::: DATA TO USE :::

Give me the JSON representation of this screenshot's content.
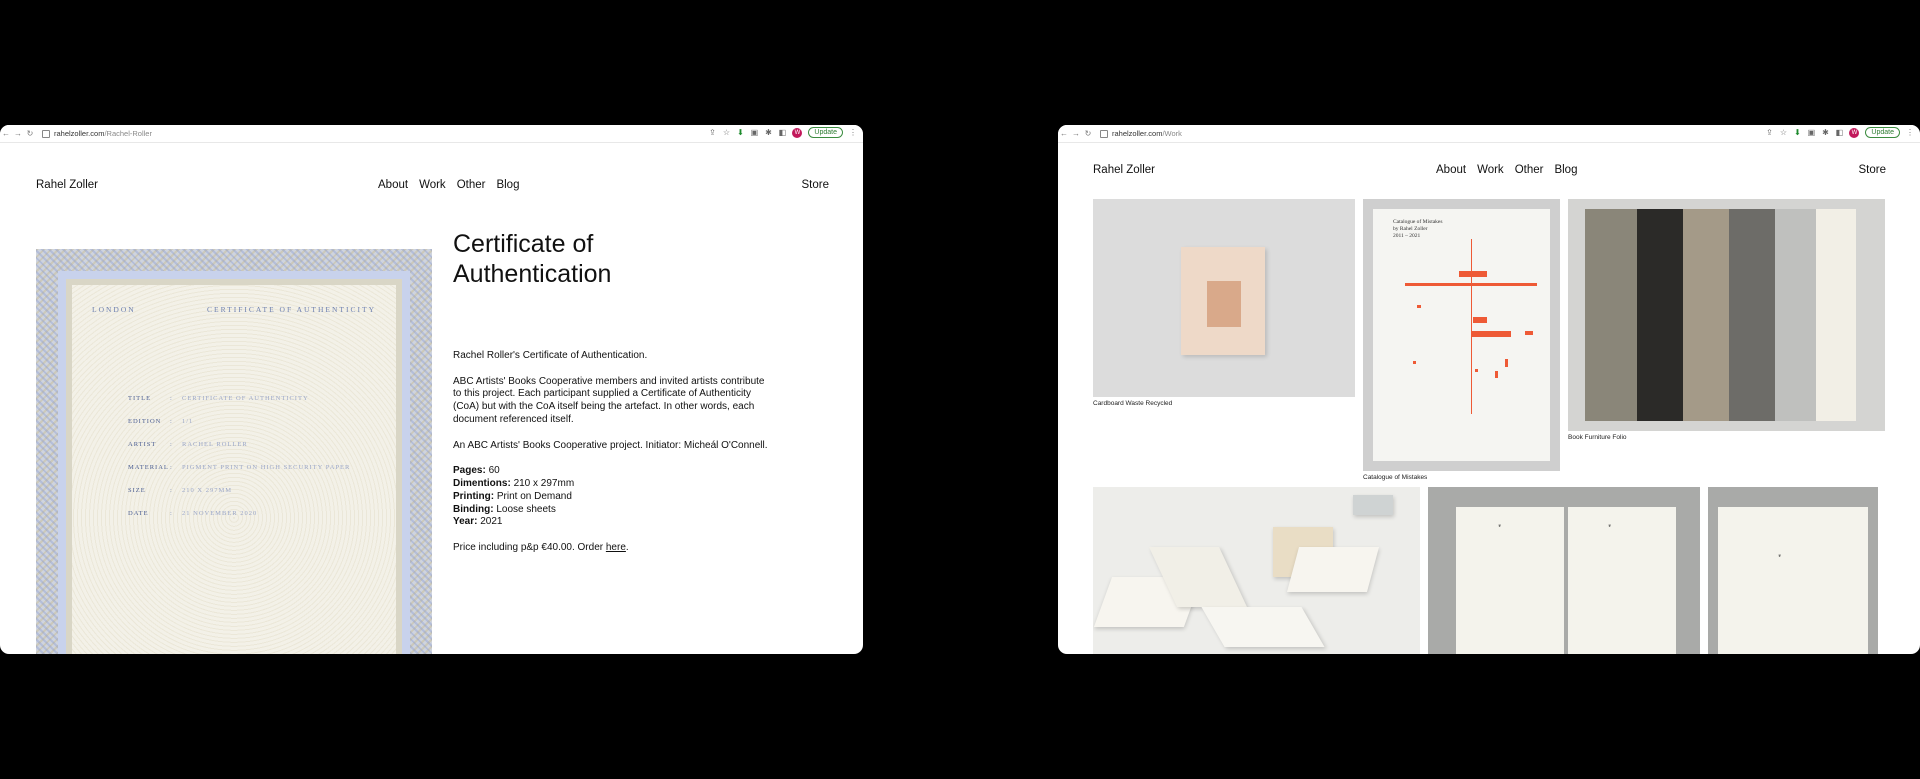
{
  "left": {
    "url": {
      "domain": "rahelzoller.com",
      "path": "/Rachel-Roller"
    },
    "update_label": "Update",
    "avatar_letter": "W",
    "brand": "Rahel Zoller",
    "nav": [
      "About",
      "Work",
      "Other",
      "Blog"
    ],
    "store": "Store",
    "certificate": {
      "city": "LONDON",
      "heading": "CERTIFICATE OF AUTHENTICITY",
      "fields": [
        {
          "k": "TITLE",
          "v": "CERTIFICATE OF AUTHENTICITY"
        },
        {
          "k": "EDITION",
          "v": "1/1"
        },
        {
          "k": "ARTIST",
          "v": "RACHEL ROLLER"
        },
        {
          "k": "MATERIAL",
          "v": "PIGMENT PRINT ON HIGH SECURITY PAPER"
        },
        {
          "k": "SIZE",
          "v": "210 X 297MM"
        },
        {
          "k": "DATE",
          "v": "21 NOVEMBER 2020"
        }
      ]
    },
    "product": {
      "title": "Certificate of Authentication",
      "intro": "Rachel Roller's Certificate of Authentication.",
      "body": "ABC Artists' Books Cooperative members and invited artists contribute to this project. Each participant supplied a Certificate of Authenticity (CoA) but with the CoA itself being the artefact. In other words, each document referenced itself.",
      "credit": "An ABC Artists' Books Cooperative project. Initiator: Micheál O'Connell.",
      "specs": [
        {
          "k": "Pages:",
          "v": "60"
        },
        {
          "k": "Dimentions:",
          "v": "210 x 297mm"
        },
        {
          "k": "Printing:",
          "v": "Print on Demand"
        },
        {
          "k": "Binding:",
          "v": "Loose sheets"
        },
        {
          "k": "Year:",
          "v": "2021"
        }
      ],
      "price_text": "Price including p&p €40.00. Order",
      "order_link": "here",
      "period": "."
    }
  },
  "right": {
    "url": {
      "domain": "rahelzoller.com",
      "path": "/Work"
    },
    "update_label": "Update",
    "avatar_letter": "W",
    "brand": "Rahel Zoller",
    "nav": [
      "About",
      "Work",
      "Other",
      "Blog"
    ],
    "store": "Store",
    "works": [
      {
        "caption": "Cardboard Waste Recycled"
      },
      {
        "caption": "Catalogue of Mistakes",
        "cover_title": "Catalogue of Mistakes\nby Rahel Zoller\n2011 – 2021"
      },
      {
        "caption": "Book Furniture Folio"
      }
    ]
  },
  "colors": {
    "update_green": "#2e7d32",
    "accent_red": "#ee5a36",
    "avatar": "#c2185b"
  }
}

:::

Copy out each record shown above without alteration, skipping any picture.

RESULT FOR THIS TASK
Give me the JSON representation of this screenshot's content.
{
  "left": {
    "url": {
      "domain": "rahelzoller.com",
      "path": "/Rachel-Roller"
    },
    "update_label": "Update",
    "avatar_letter": "W",
    "brand": "Rahel Zoller",
    "nav": [
      "About",
      "Work",
      "Other",
      "Blog"
    ],
    "store": "Store",
    "certificate": {
      "city": "LONDON",
      "heading": "CERTIFICATE OF AUTHENTICITY",
      "fields": [
        {
          "k": "TITLE",
          "v": "CERTIFICATE OF AUTHENTICITY"
        },
        {
          "k": "EDITION",
          "v": "1/1"
        },
        {
          "k": "ARTIST",
          "v": "RACHEL ROLLER"
        },
        {
          "k": "MATERIAL",
          "v": "PIGMENT PRINT ON HIGH SECURITY PAPER"
        },
        {
          "k": "SIZE",
          "v": "210 X 297MM"
        },
        {
          "k": "DATE",
          "v": "21 NOVEMBER 2020"
        }
      ]
    },
    "product": {
      "title": "Certificate of Authentication",
      "intro": "Rachel Roller's Certificate of Authentication.",
      "body": "ABC Artists' Books Cooperative members and invited artists contribute to this project. Each participant supplied a Certificate of Authenticity (CoA) but with the CoA itself being the artefact. In other words, each document referenced itself.",
      "credit": "An ABC Artists' Books Cooperative project. Initiator: Micheál O'Connell.",
      "specs": [
        {
          "k": "Pages:",
          "v": "60"
        },
        {
          "k": "Dimentions:",
          "v": "210 x 297mm"
        },
        {
          "k": "Printing:",
          "v": "Print on Demand"
        },
        {
          "k": "Binding:",
          "v": "Loose sheets"
        },
        {
          "k": "Year:",
          "v": "2021"
        }
      ],
      "price_text": "Price including p&p €40.00. Order",
      "order_link": "here",
      "period": "."
    }
  },
  "right": {
    "url": {
      "domain": "rahelzoller.com",
      "path": "/Work"
    },
    "update_label": "Update",
    "avatar_letter": "W",
    "brand": "Rahel Zoller",
    "nav": [
      "About",
      "Work",
      "Other",
      "Blog"
    ],
    "store": "Store",
    "works": [
      {
        "caption": "Cardboard Waste Recycled"
      },
      {
        "caption": "Catalogue of Mistakes",
        "cover_title": "Catalogue of Mistakes\nby Rahel Zoller\n2011 – 2021"
      },
      {
        "caption": "Book Furniture Folio"
      }
    ]
  },
  "colors": {
    "update_green": "#2e7d32",
    "accent_red": "#ee5a36",
    "avatar": "#c2185b"
  }
}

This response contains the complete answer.